Begin PROVIDED INFORMATION
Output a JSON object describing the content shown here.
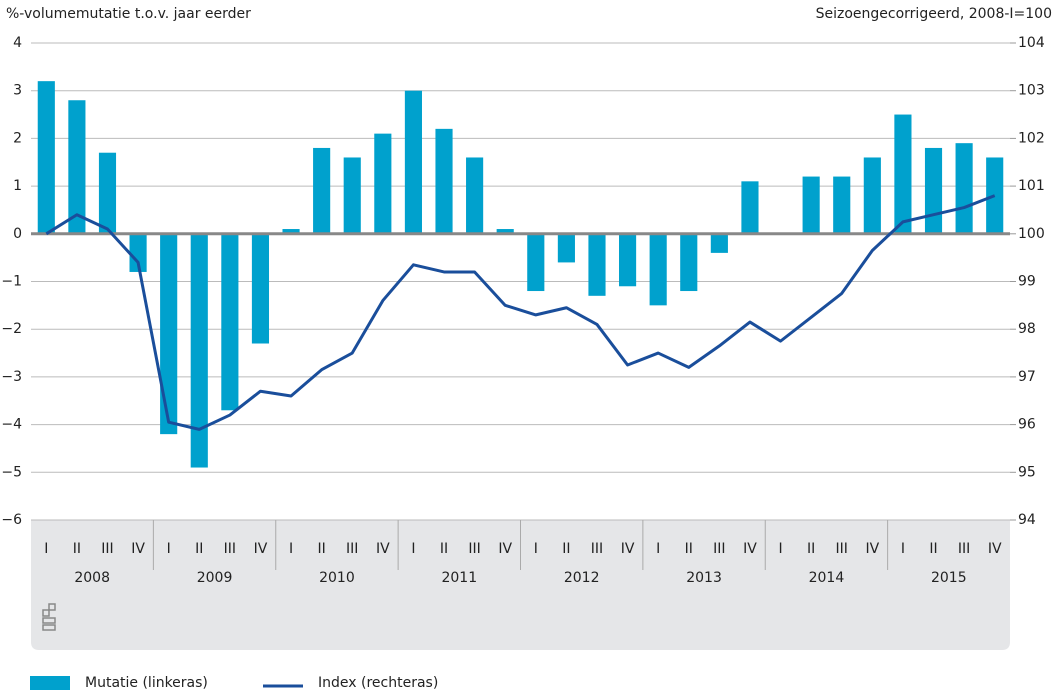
{
  "chart_data": {
    "type": "bar",
    "y_label": "%-volumemutatie t.o.v. jaar eerder",
    "y2_label": "Seizoengecorrigeerd, 2008-I=100",
    "categories": [
      "I",
      "II",
      "III",
      "IV",
      "I",
      "II",
      "III",
      "IV",
      "I",
      "II",
      "III",
      "IV",
      "I",
      "II",
      "III",
      "IV",
      "I",
      "II",
      "III",
      "IV",
      "I",
      "II",
      "III",
      "IV",
      "I",
      "II",
      "III",
      "IV",
      "I",
      "II",
      "III",
      "IV"
    ],
    "years": [
      "2008",
      "2009",
      "2010",
      "2011",
      "2012",
      "2013",
      "2014",
      "2015"
    ],
    "series": [
      {
        "name": "Mutatie (linkeras)",
        "type": "bar",
        "color": "#00a1cd",
        "values": [
          3.2,
          2.8,
          1.7,
          -0.8,
          -4.2,
          -4.9,
          -3.7,
          -2.3,
          0.1,
          1.8,
          1.6,
          2.1,
          3.0,
          2.2,
          1.6,
          0.1,
          -1.2,
          -0.6,
          -1.3,
          -1.1,
          -1.5,
          -1.2,
          -0.4,
          1.1,
          0,
          1.2,
          1.2,
          1.6,
          2.5,
          1.8,
          1.9,
          1.6
        ]
      },
      {
        "name": "Index (rechteras)",
        "type": "line",
        "axis": "y2",
        "color": "#1a4e9b",
        "values": [
          100,
          100.4,
          100.1,
          99.4,
          96.05,
          95.9,
          96.2,
          96.7,
          96.6,
          97.15,
          97.5,
          98.6,
          99.35,
          99.2,
          99.2,
          98.5,
          98.3,
          98.45,
          98.1,
          97.25,
          97.5,
          97.2,
          97.65,
          98.15,
          97.75,
          98.25,
          98.75,
          99.65,
          100.25,
          100.4,
          100.55,
          100.8
        ]
      }
    ],
    "ylim": [
      -6,
      4
    ],
    "yticks": [
      {
        "value": -6,
        "label": "−6"
      },
      {
        "value": -5,
        "label": "−5"
      },
      {
        "value": -4,
        "label": "−4"
      },
      {
        "value": -3,
        "label": "−3"
      },
      {
        "value": -2,
        "label": "−2"
      },
      {
        "value": -1,
        "label": "−1"
      },
      0,
      1,
      2,
      3,
      4
    ],
    "y2lim": [
      94,
      104
    ],
    "y2ticks": [
      94,
      95,
      96,
      97,
      98,
      99,
      100,
      101,
      102,
      103,
      104
    ],
    "grid": true
  }
}
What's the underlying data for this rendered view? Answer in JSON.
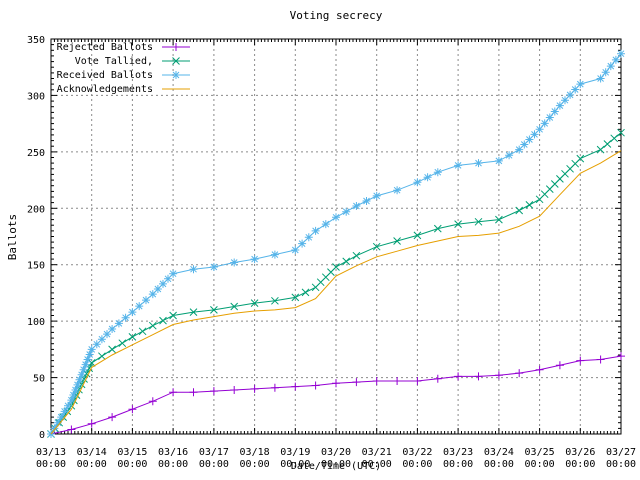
End PROVIDED INFORMATION
## CHALLENGE
Show, from the listing above, each line that contains the word "JSON".

## CORRECT RESULT
Output a JSON object describing the content shown here.
What's the underlying data for this rendered view? Answer in JSON.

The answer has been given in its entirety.